Excerpts from a figure dataset:
##############################
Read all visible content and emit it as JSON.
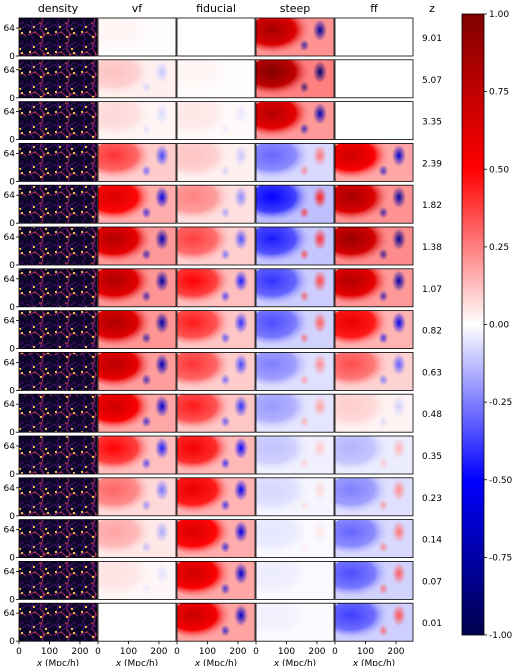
{
  "chart_data": {
    "type": "heatmap",
    "columns": [
      "density",
      "vf",
      "fiducial",
      "steep",
      "ff"
    ],
    "z_header": "z",
    "z_values": [
      "9.01",
      "5.07",
      "3.35",
      "2.39",
      "1.82",
      "1.38",
      "1.07",
      "0.82",
      "0.63",
      "0.48",
      "0.35",
      "0.23",
      "0.14",
      "0.07",
      "0.01"
    ],
    "y_ticks": [
      "64",
      "0"
    ],
    "x_ticks": [
      "0",
      "100",
      "200"
    ],
    "x_label": "x (Mpc/h)",
    "x_label_italic": "x",
    "x_label_rest": " (Mpc/h)",
    "xlim": [
      0,
      256
    ],
    "ylim": [
      0,
      128
    ],
    "colorbar": {
      "range": [
        -1.0,
        1.0
      ],
      "ticks": [
        "1.00",
        "0.75",
        "0.50",
        "0.25",
        "0.00",
        "-0.25",
        "-0.50",
        "-0.75",
        "-1.00"
      ],
      "tick_values": [
        1.0,
        0.75,
        0.5,
        0.25,
        0.0,
        -0.25,
        -0.5,
        -0.75,
        -1.0
      ],
      "colormap": "seismic",
      "colors": [
        "#00004c",
        "#0000ff",
        "#ffffff",
        "#ff0000",
        "#800000"
      ]
    },
    "density_colormap": [
      "#0d0829",
      "#4a0f6e",
      "#a3266e",
      "#e65a2c",
      "#fbd34a"
    ],
    "intensity_by_panel": {
      "vf": [
        0.02,
        0.12,
        0.08,
        0.4,
        0.65,
        0.8,
        0.82,
        0.83,
        0.78,
        0.7,
        0.5,
        0.3,
        0.18,
        0.06,
        0.0
      ],
      "fiducial": [
        0.0,
        0.02,
        0.05,
        0.12,
        0.25,
        0.38,
        0.5,
        0.45,
        0.4,
        0.45,
        0.55,
        0.6,
        0.65,
        0.7,
        0.72
      ],
      "steep": [
        0.85,
        1.0,
        0.8,
        -0.3,
        -0.5,
        -0.45,
        -0.4,
        -0.35,
        -0.25,
        -0.2,
        -0.12,
        -0.08,
        -0.05,
        -0.04,
        -0.03
      ],
      "ff": [
        0.0,
        0.0,
        0.0,
        0.7,
        0.85,
        0.9,
        0.8,
        0.6,
        0.35,
        0.1,
        -0.15,
        -0.25,
        -0.3,
        -0.35,
        -0.38
      ]
    }
  }
}
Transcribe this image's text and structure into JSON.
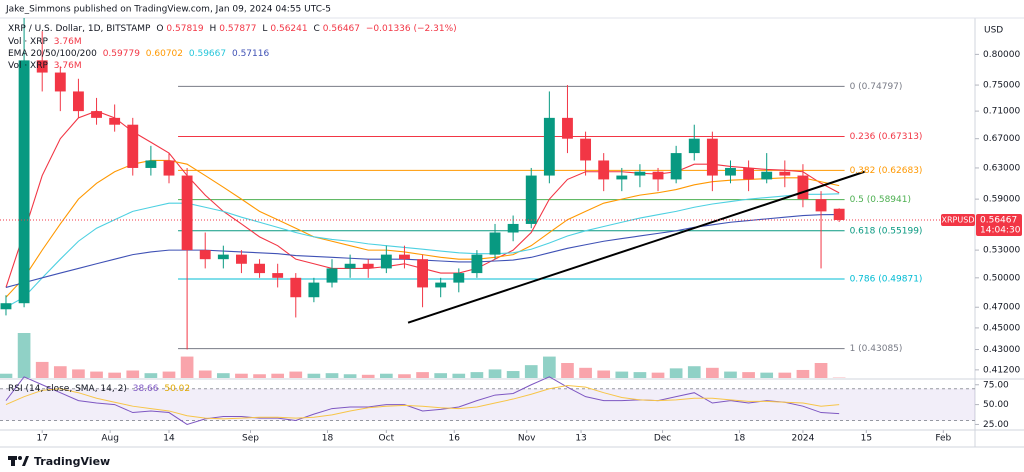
{
  "header": {
    "text": "Jake_Simmons published on TradingView.com, Jan 09, 2024 04:55 UTC-5"
  },
  "footer": {
    "brand": "TradingView"
  },
  "chart_data": {
    "type": "candlestick",
    "title": "XRP / U.S. Dollar, 1D, BITSTAMP",
    "ohlc_legend": [
      {
        "label": "O",
        "value": 0.57819
      },
      {
        "label": "H",
        "value": 0.57877
      },
      {
        "label": "L",
        "value": 0.56241
      },
      {
        "label": "C",
        "value": 0.56467
      }
    ],
    "change": "−0.01336 (−2.31%)",
    "volume_legends": [
      {
        "name": "Vol · XRP",
        "value_label": "3.76M"
      },
      {
        "name": "Vol · XRP",
        "value_label": "3.76M"
      }
    ],
    "ema_legend": "EMA 20/50/100/200",
    "y_axis_label": "USD",
    "log_scale": true,
    "grid": false,
    "ylim": [
      0.405,
      0.86
    ],
    "yticks": [
      {
        "value": 0.8,
        "label": "0.80000"
      },
      {
        "value": 0.75,
        "label": "0.75000"
      },
      {
        "value": 0.71,
        "label": "0.71000"
      },
      {
        "value": 0.67,
        "label": "0.67000"
      },
      {
        "value": 0.63,
        "label": "0.63000"
      },
      {
        "value": 0.59,
        "label": "0.59000"
      },
      {
        "value": 0.53,
        "label": "0.53000"
      },
      {
        "value": 0.5,
        "label": "0.50000"
      },
      {
        "value": 0.47,
        "label": "0.47000"
      },
      {
        "value": 0.45,
        "label": "0.45000"
      },
      {
        "value": 0.43,
        "label": "0.43000"
      },
      {
        "value": 0.412,
        "label": "0.41200"
      }
    ],
    "xlim": [
      -0.33,
      53.5
    ],
    "xticks": [
      {
        "value": 2,
        "label": "17"
      },
      {
        "value": 5.75,
        "label": "Aug"
      },
      {
        "value": 9,
        "label": "14"
      },
      {
        "value": 13.5,
        "label": "Sep"
      },
      {
        "value": 17.75,
        "label": "18"
      },
      {
        "value": 21,
        "label": "Oct"
      },
      {
        "value": 24.75,
        "label": "16"
      },
      {
        "value": 28.75,
        "label": "Nov"
      },
      {
        "value": 31.75,
        "label": "13"
      },
      {
        "value": 36.25,
        "label": "Dec"
      },
      {
        "value": 40.5,
        "label": "18"
      },
      {
        "value": 44,
        "label": "2024"
      },
      {
        "value": 47.5,
        "label": "15"
      },
      {
        "value": 51.75,
        "label": "Feb"
      }
    ],
    "up_color": "#089981",
    "down_color": "#f23645",
    "open": [
      0.468,
      0.474,
      0.79,
      0.77,
      0.74,
      0.71,
      0.7,
      0.69,
      0.63,
      0.64,
      0.62,
      0.53,
      0.52,
      0.525,
      0.515,
      0.505,
      0.5,
      0.48,
      0.495,
      0.51,
      0.515,
      0.51,
      0.525,
      0.52,
      0.49,
      0.495,
      0.505,
      0.525,
      0.55,
      0.56,
      0.62,
      0.7,
      0.67,
      0.64,
      0.615,
      0.62,
      0.625,
      0.615,
      0.65,
      0.67,
      0.62,
      0.63,
      0.615,
      0.625,
      0.62,
      0.59,
      0.57819
    ],
    "high": [
      0.482,
      0.88,
      0.84,
      0.78,
      0.76,
      0.73,
      0.72,
      0.7,
      0.66,
      0.65,
      0.63,
      0.55,
      0.535,
      0.53,
      0.52,
      0.515,
      0.505,
      0.5,
      0.52,
      0.525,
      0.52,
      0.535,
      0.535,
      0.525,
      0.5,
      0.51,
      0.53,
      0.56,
      0.57,
      0.63,
      0.74,
      0.75,
      0.68,
      0.65,
      0.63,
      0.635,
      0.63,
      0.66,
      0.69,
      0.68,
      0.64,
      0.64,
      0.65,
      0.64,
      0.635,
      0.6,
      0.57877
    ],
    "low": [
      0.462,
      0.47,
      0.74,
      0.71,
      0.7,
      0.69,
      0.68,
      0.62,
      0.62,
      0.61,
      0.43,
      0.51,
      0.51,
      0.505,
      0.5,
      0.49,
      0.46,
      0.475,
      0.49,
      0.5,
      0.5,
      0.505,
      0.51,
      0.47,
      0.48,
      0.485,
      0.5,
      0.52,
      0.54,
      0.555,
      0.61,
      0.65,
      0.62,
      0.6,
      0.6,
      0.605,
      0.6,
      0.61,
      0.64,
      0.6,
      0.61,
      0.6,
      0.61,
      0.605,
      0.58,
      0.51,
      0.56241
    ],
    "close": [
      0.474,
      0.79,
      0.77,
      0.74,
      0.71,
      0.7,
      0.69,
      0.63,
      0.64,
      0.62,
      0.53,
      0.52,
      0.525,
      0.515,
      0.505,
      0.5,
      0.48,
      0.495,
      0.51,
      0.515,
      0.51,
      0.525,
      0.52,
      0.49,
      0.495,
      0.505,
      0.525,
      0.55,
      0.56,
      0.62,
      0.7,
      0.67,
      0.64,
      0.615,
      0.62,
      0.625,
      0.615,
      0.65,
      0.67,
      0.62,
      0.63,
      0.615,
      0.625,
      0.62,
      0.59,
      0.575,
      0.56467
    ],
    "volume": [
      40,
      420,
      150,
      110,
      80,
      60,
      50,
      70,
      45,
      60,
      200,
      70,
      45,
      40,
      35,
      40,
      60,
      40,
      45,
      35,
      30,
      40,
      35,
      55,
      45,
      40,
      55,
      80,
      65,
      120,
      200,
      140,
      95,
      70,
      60,
      55,
      50,
      90,
      110,
      95,
      60,
      55,
      50,
      50,
      75,
      140,
      3.76
    ],
    "series": [
      {
        "color": "#f23645",
        "values": [
          0.49,
          0.55,
          0.62,
          0.67,
          0.7,
          0.71,
          0.7,
          0.68,
          0.665,
          0.65,
          0.62,
          0.595,
          0.575,
          0.56,
          0.545,
          0.535,
          0.52,
          0.515,
          0.51,
          0.51,
          0.51,
          0.512,
          0.515,
          0.51,
          0.505,
          0.505,
          0.51,
          0.52,
          0.53,
          0.55,
          0.59,
          0.615,
          0.625,
          0.625,
          0.625,
          0.623,
          0.622,
          0.625,
          0.635,
          0.635,
          0.632,
          0.63,
          0.628,
          0.627,
          0.625,
          0.61,
          0.59779
        ]
      },
      {
        "color": "#ff9800",
        "values": [
          0.48,
          0.5,
          0.53,
          0.56,
          0.59,
          0.61,
          0.625,
          0.635,
          0.64,
          0.64,
          0.635,
          0.62,
          0.605,
          0.59,
          0.575,
          0.565,
          0.555,
          0.545,
          0.54,
          0.535,
          0.53,
          0.53,
          0.528,
          0.525,
          0.522,
          0.52,
          0.52,
          0.522,
          0.525,
          0.535,
          0.55,
          0.565,
          0.575,
          0.585,
          0.59,
          0.595,
          0.598,
          0.602,
          0.608,
          0.612,
          0.614,
          0.615,
          0.616,
          0.617,
          0.617,
          0.612,
          0.60702
        ]
      },
      {
        "color": "#4dd0e1",
        "values": [
          0.47,
          0.48,
          0.5,
          0.52,
          0.54,
          0.555,
          0.565,
          0.575,
          0.58,
          0.585,
          0.585,
          0.58,
          0.575,
          0.568,
          0.562,
          0.556,
          0.55,
          0.545,
          0.542,
          0.54,
          0.537,
          0.535,
          0.533,
          0.531,
          0.529,
          0.527,
          0.526,
          0.526,
          0.527,
          0.531,
          0.538,
          0.546,
          0.552,
          0.557,
          0.562,
          0.567,
          0.571,
          0.575,
          0.58,
          0.584,
          0.587,
          0.59,
          0.592,
          0.594,
          0.596,
          0.596,
          0.59667
        ]
      },
      {
        "color": "#3f51b5",
        "values": [
          0.49,
          0.495,
          0.5,
          0.505,
          0.51,
          0.515,
          0.52,
          0.525,
          0.528,
          0.53,
          0.53,
          0.53,
          0.529,
          0.528,
          0.527,
          0.526,
          0.524,
          0.523,
          0.522,
          0.521,
          0.52,
          0.52,
          0.52,
          0.519,
          0.518,
          0.517,
          0.517,
          0.518,
          0.519,
          0.522,
          0.527,
          0.532,
          0.536,
          0.54,
          0.543,
          0.546,
          0.549,
          0.552,
          0.556,
          0.559,
          0.562,
          0.564,
          0.566,
          0.568,
          0.57,
          0.571,
          0.57116
        ]
      }
    ],
    "price_tag": {
      "symbol": "XRPUSD",
      "countdown": "14:04:30"
    },
    "fibonacci": {
      "x": [
        9.5,
        46.3
      ],
      "levels": [
        {
          "value": 0.74797,
          "label": "0 (0.74797)",
          "color": "#787b86"
        },
        {
          "value": 0.67313,
          "label": "0.236 (0.67313)",
          "color": "#f23645"
        },
        {
          "value": 0.62683,
          "label": "0.382 (0.62683)",
          "color": "#ff9800"
        },
        {
          "value": 0.58941,
          "label": "0.5 (0.58941)",
          "color": "#4caf50"
        },
        {
          "value": 0.55199,
          "label": "0.618 (0.55199)",
          "color": "#089981"
        },
        {
          "value": 0.49871,
          "label": "0.786 (0.49871)",
          "color": "#00bcd4"
        },
        {
          "value": 0.43085,
          "label": "1 (0.43085)",
          "color": "#787b86"
        }
      ]
    },
    "trendline": {
      "x": [
        22.2,
        47.4
      ],
      "values": [
        0.455,
        0.625
      ],
      "color": "#000000"
    },
    "rsi": {
      "title": "RSI (14, close, SMA, 14, 2)",
      "ylim": [
        18,
        81
      ],
      "yticks": [
        {
          "value": 75,
          "label": "75.00"
        },
        {
          "value": 50,
          "label": "50.00"
        },
        {
          "value": 25,
          "label": "25.00"
        }
      ],
      "band": [
        30,
        70
      ],
      "series": [
        {
          "color": "#7e57c2",
          "values": [
            55,
            85,
            75,
            65,
            55,
            52,
            50,
            40,
            42,
            40,
            25,
            32,
            35,
            35,
            33,
            33,
            30,
            38,
            45,
            47,
            47,
            50,
            50,
            42,
            44,
            47,
            55,
            62,
            64,
            75,
            85,
            72,
            60,
            55,
            55,
            56,
            55,
            60,
            65,
            52,
            55,
            52,
            55,
            53,
            48,
            40,
            38.66
          ]
        },
        {
          "color": "#f7c548",
          "values": [
            50,
            60,
            68,
            70,
            65,
            58,
            53,
            48,
            45,
            42,
            36,
            33,
            32,
            33,
            34,
            34,
            33,
            34,
            37,
            42,
            46,
            48,
            49,
            48,
            46,
            45,
            47,
            52,
            57,
            63,
            70,
            74,
            72,
            65,
            59,
            56,
            55,
            56,
            58,
            58,
            56,
            54,
            54,
            53,
            52,
            48,
            50.02
          ]
        }
      ]
    }
  }
}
##############################
### Given request
Of the lines in the data above, how many contain the word "TradingView"? Give only that figure.

### Output
2